[START]

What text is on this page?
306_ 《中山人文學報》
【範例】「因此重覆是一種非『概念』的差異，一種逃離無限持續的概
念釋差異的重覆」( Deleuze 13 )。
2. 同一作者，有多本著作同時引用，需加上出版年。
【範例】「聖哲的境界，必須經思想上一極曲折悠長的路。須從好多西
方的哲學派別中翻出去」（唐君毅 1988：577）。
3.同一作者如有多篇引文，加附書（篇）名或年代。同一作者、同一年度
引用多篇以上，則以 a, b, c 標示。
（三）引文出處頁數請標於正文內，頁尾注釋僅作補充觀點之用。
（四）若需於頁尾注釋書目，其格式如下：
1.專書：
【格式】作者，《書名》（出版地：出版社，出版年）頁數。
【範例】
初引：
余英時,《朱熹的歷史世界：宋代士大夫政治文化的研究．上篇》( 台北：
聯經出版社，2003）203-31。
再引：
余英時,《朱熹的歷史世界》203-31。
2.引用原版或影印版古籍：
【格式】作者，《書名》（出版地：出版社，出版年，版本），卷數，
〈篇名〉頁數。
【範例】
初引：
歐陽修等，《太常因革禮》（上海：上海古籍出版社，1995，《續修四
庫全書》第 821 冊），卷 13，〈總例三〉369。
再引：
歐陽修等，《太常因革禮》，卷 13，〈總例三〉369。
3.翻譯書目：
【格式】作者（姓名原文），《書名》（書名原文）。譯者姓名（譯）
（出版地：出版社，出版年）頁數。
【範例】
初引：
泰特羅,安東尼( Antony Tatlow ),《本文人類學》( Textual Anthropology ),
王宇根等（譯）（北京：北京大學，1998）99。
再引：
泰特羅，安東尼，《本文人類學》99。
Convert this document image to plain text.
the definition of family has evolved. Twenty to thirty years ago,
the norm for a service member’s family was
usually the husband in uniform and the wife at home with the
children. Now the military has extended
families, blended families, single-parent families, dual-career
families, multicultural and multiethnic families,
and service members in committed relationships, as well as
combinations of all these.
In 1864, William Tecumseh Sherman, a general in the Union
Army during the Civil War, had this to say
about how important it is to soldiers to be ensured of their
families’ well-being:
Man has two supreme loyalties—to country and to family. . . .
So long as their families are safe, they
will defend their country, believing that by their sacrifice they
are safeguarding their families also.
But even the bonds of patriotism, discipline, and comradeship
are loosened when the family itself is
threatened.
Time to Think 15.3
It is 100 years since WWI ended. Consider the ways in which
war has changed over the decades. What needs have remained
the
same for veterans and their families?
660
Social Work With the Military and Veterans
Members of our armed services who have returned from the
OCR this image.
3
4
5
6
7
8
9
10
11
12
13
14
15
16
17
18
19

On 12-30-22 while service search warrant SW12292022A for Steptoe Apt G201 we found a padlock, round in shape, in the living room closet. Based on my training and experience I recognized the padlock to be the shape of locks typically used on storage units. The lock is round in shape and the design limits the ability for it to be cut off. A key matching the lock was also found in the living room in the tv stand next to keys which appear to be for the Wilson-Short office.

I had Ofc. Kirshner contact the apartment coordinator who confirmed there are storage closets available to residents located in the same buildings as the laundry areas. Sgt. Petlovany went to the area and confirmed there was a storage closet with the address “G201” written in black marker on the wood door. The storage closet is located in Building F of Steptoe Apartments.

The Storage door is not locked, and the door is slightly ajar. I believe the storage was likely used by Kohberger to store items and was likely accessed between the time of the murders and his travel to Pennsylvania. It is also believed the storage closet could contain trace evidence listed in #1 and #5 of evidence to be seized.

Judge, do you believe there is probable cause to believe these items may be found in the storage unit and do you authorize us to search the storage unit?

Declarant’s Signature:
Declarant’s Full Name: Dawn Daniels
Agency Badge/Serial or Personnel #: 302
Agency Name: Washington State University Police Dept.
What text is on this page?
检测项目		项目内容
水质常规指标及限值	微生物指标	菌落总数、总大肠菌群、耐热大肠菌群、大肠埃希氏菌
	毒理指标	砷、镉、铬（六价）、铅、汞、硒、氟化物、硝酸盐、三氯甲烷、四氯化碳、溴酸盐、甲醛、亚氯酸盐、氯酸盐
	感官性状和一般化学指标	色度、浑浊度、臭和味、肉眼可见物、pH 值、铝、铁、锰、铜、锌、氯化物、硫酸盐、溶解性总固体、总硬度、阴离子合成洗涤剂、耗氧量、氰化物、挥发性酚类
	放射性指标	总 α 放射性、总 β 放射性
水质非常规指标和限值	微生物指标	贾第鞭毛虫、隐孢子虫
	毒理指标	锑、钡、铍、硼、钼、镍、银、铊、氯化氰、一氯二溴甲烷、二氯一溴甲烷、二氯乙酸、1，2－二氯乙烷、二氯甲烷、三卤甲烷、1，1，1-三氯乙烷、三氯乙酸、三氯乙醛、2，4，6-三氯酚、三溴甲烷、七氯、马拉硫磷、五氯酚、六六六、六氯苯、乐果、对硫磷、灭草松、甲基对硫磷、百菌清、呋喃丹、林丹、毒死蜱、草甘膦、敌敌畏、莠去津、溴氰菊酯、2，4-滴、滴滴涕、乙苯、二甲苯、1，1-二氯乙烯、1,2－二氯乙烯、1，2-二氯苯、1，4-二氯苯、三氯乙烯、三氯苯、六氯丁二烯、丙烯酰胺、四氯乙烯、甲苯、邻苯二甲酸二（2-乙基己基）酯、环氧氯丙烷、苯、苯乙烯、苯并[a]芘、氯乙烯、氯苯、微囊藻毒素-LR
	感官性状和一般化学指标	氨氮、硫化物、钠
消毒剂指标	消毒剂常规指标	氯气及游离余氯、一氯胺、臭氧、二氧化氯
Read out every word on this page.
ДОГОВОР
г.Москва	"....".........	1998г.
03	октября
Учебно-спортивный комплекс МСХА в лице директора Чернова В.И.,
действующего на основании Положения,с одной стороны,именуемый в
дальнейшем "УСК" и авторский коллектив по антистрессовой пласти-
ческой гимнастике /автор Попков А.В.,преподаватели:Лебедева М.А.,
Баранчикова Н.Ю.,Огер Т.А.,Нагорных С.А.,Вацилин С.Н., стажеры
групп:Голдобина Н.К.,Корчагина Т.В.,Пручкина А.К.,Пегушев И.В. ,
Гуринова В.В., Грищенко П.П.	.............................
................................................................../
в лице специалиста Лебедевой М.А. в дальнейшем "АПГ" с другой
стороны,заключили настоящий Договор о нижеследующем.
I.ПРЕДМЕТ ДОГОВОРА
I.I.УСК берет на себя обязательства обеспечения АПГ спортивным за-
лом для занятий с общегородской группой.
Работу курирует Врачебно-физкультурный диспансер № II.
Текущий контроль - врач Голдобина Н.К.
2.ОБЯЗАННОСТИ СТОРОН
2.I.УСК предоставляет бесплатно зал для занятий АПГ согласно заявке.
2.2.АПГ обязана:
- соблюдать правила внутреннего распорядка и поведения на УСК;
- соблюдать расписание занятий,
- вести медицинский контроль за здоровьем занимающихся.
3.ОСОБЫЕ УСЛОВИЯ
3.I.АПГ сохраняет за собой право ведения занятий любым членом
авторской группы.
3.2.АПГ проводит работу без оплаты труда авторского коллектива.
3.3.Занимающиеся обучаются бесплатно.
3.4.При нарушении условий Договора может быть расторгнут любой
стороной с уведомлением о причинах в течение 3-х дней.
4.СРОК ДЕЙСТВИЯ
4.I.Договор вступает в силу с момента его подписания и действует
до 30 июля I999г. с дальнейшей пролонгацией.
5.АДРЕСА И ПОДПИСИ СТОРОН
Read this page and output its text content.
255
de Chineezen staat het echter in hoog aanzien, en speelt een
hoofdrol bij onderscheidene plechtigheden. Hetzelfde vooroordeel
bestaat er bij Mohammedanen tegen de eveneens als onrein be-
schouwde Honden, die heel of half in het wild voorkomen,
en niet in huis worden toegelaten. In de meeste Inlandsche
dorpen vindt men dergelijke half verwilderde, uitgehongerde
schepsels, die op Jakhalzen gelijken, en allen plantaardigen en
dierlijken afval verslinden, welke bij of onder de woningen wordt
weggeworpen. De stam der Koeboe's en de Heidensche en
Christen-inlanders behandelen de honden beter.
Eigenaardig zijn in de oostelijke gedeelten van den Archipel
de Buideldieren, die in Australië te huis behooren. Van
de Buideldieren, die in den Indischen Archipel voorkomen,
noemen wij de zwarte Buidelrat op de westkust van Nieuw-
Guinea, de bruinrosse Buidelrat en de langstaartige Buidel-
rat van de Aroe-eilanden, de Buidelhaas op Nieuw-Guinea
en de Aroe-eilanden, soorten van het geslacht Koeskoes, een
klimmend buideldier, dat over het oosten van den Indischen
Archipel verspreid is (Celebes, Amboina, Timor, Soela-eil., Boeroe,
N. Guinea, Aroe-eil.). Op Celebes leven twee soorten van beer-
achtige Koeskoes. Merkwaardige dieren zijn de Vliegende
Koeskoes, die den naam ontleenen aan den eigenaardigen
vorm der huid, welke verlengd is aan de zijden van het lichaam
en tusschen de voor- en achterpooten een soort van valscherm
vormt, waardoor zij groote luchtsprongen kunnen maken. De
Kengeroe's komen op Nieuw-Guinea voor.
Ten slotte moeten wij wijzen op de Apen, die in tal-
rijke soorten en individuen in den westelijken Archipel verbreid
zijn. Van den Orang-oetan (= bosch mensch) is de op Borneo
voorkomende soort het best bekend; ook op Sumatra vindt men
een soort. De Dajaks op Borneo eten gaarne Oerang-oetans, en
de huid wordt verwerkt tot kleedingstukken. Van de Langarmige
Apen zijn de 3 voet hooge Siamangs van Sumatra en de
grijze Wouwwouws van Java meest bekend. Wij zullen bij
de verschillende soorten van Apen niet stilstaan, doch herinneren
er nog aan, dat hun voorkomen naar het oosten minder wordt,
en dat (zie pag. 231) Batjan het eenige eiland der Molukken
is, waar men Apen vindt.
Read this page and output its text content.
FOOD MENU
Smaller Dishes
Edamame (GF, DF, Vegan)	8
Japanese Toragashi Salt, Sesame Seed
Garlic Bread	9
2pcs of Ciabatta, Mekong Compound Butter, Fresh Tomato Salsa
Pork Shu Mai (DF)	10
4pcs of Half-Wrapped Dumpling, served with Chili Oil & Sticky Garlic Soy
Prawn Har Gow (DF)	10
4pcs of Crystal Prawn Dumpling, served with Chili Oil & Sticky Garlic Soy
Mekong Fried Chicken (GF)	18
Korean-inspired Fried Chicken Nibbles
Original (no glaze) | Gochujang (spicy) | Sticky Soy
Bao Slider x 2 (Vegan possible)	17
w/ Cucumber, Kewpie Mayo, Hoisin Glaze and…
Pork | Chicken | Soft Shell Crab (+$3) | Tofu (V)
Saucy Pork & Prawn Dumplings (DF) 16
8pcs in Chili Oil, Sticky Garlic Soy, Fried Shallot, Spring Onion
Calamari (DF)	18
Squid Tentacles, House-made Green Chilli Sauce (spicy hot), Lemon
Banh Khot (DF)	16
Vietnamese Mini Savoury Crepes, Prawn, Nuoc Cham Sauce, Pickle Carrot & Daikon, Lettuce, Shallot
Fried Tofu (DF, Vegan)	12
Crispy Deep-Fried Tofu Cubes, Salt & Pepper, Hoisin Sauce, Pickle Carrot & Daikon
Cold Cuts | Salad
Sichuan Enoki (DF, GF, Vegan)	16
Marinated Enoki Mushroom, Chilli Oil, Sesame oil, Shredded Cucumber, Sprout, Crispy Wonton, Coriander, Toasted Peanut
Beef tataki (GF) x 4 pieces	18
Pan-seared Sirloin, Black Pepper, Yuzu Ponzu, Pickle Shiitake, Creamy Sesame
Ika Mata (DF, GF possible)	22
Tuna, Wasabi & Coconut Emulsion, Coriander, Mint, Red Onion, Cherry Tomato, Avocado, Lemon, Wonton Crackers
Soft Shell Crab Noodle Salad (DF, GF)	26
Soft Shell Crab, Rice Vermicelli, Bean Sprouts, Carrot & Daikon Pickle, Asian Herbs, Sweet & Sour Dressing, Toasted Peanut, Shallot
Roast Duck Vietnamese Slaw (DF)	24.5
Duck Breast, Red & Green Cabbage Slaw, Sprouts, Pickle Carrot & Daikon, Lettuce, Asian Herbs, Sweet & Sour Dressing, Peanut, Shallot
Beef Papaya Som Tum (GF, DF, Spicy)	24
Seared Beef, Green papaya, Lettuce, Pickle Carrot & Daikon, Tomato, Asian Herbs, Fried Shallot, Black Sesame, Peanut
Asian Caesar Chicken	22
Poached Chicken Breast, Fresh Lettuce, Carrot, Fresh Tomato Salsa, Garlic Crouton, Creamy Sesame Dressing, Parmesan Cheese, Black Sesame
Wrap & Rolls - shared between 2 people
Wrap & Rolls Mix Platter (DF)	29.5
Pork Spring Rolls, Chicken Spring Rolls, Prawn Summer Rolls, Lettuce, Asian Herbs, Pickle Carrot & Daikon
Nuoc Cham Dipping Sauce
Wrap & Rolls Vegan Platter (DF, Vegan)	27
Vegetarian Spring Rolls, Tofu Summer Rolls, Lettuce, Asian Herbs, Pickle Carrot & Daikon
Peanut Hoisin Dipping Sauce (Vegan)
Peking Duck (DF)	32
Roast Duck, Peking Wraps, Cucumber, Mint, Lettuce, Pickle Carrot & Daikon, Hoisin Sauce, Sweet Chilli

[END]

● Task to complete: Find every line in the entries that includes the word "search", then state how many there are and nothing else.

● Answer for the task: 2